> **PROBLEM DETAILS**
Pick out every line in the data below that holds "title".

(Saved entries)
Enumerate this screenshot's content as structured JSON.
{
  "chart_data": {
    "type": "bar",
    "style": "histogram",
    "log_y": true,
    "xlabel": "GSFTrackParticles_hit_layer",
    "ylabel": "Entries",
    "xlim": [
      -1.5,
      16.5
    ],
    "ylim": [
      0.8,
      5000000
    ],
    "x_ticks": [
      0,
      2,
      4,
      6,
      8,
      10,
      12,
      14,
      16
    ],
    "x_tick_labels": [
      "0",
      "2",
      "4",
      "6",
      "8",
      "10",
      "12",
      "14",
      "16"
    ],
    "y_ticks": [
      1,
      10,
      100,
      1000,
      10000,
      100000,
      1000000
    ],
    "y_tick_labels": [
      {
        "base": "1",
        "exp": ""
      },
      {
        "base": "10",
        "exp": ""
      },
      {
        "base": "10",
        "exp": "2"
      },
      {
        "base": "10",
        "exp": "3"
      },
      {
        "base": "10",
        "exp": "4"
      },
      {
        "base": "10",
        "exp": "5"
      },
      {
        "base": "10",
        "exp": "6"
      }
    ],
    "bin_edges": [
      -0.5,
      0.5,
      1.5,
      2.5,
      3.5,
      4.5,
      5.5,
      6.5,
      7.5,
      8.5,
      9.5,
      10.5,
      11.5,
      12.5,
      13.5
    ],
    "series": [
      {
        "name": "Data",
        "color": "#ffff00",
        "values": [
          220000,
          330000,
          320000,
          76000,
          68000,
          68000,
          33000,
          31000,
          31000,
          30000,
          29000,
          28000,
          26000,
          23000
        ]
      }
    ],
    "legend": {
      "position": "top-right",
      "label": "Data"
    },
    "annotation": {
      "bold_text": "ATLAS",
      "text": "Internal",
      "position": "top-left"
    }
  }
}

--

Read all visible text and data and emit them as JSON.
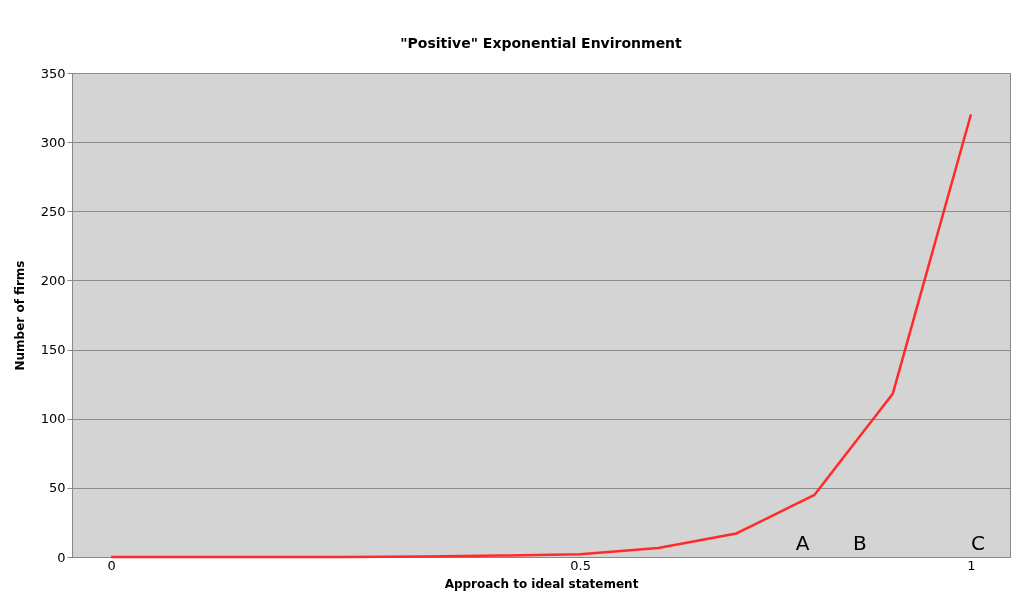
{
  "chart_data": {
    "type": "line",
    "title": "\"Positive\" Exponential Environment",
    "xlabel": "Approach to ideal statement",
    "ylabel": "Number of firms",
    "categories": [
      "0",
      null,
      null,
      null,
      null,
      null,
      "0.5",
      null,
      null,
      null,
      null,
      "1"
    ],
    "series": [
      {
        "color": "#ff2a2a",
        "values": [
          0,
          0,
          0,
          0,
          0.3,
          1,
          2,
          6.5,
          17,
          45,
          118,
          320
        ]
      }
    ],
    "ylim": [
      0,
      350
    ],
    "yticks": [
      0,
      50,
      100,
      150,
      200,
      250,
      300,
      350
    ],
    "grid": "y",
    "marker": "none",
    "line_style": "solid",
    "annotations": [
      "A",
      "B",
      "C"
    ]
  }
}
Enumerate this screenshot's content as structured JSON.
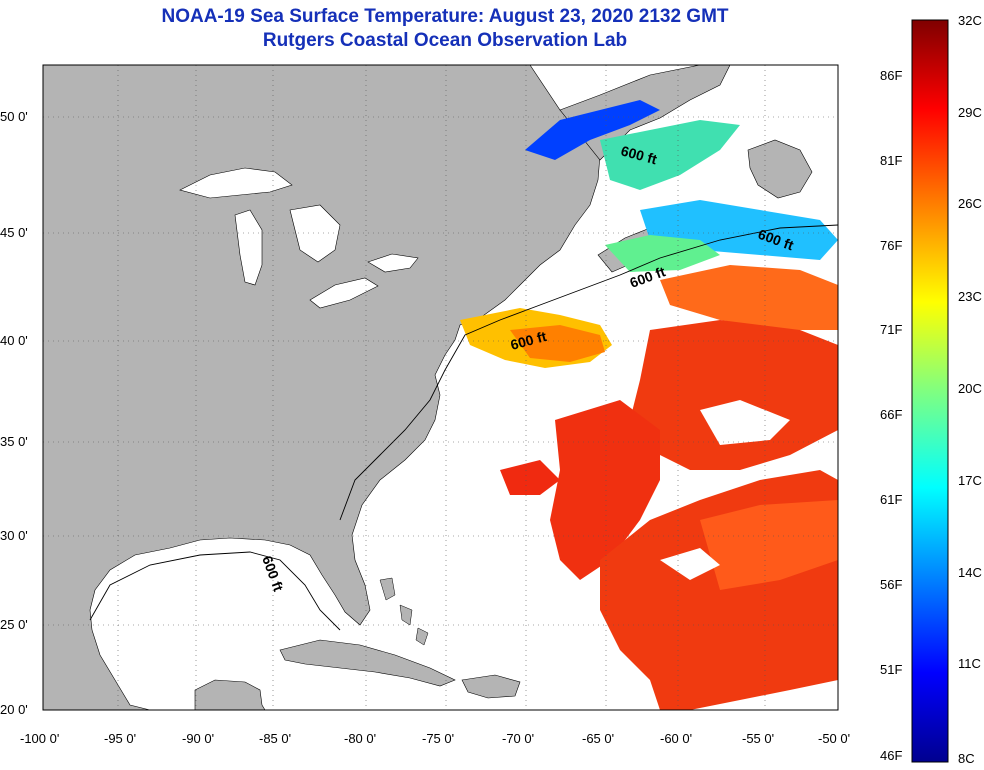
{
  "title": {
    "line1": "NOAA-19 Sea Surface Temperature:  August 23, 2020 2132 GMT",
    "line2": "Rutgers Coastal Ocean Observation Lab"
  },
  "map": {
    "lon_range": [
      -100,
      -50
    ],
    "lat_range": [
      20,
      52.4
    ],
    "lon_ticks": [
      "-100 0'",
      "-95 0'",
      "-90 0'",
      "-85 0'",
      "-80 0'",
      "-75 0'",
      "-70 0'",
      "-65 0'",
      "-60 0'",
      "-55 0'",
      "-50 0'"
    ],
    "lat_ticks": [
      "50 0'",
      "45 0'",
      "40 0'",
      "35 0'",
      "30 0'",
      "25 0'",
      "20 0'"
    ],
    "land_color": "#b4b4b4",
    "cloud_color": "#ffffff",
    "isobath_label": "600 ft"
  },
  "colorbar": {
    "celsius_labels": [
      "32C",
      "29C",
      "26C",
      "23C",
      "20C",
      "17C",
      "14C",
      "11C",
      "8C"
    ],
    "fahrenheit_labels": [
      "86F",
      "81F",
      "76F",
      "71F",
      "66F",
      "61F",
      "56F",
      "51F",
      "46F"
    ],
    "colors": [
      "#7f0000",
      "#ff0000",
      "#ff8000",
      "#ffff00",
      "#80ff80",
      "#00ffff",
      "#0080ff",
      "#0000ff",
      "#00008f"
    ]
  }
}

> **RESPONSE TO THE EXERCISE**
    "title": "\"Positive\" Exponential Environment",
  "title": {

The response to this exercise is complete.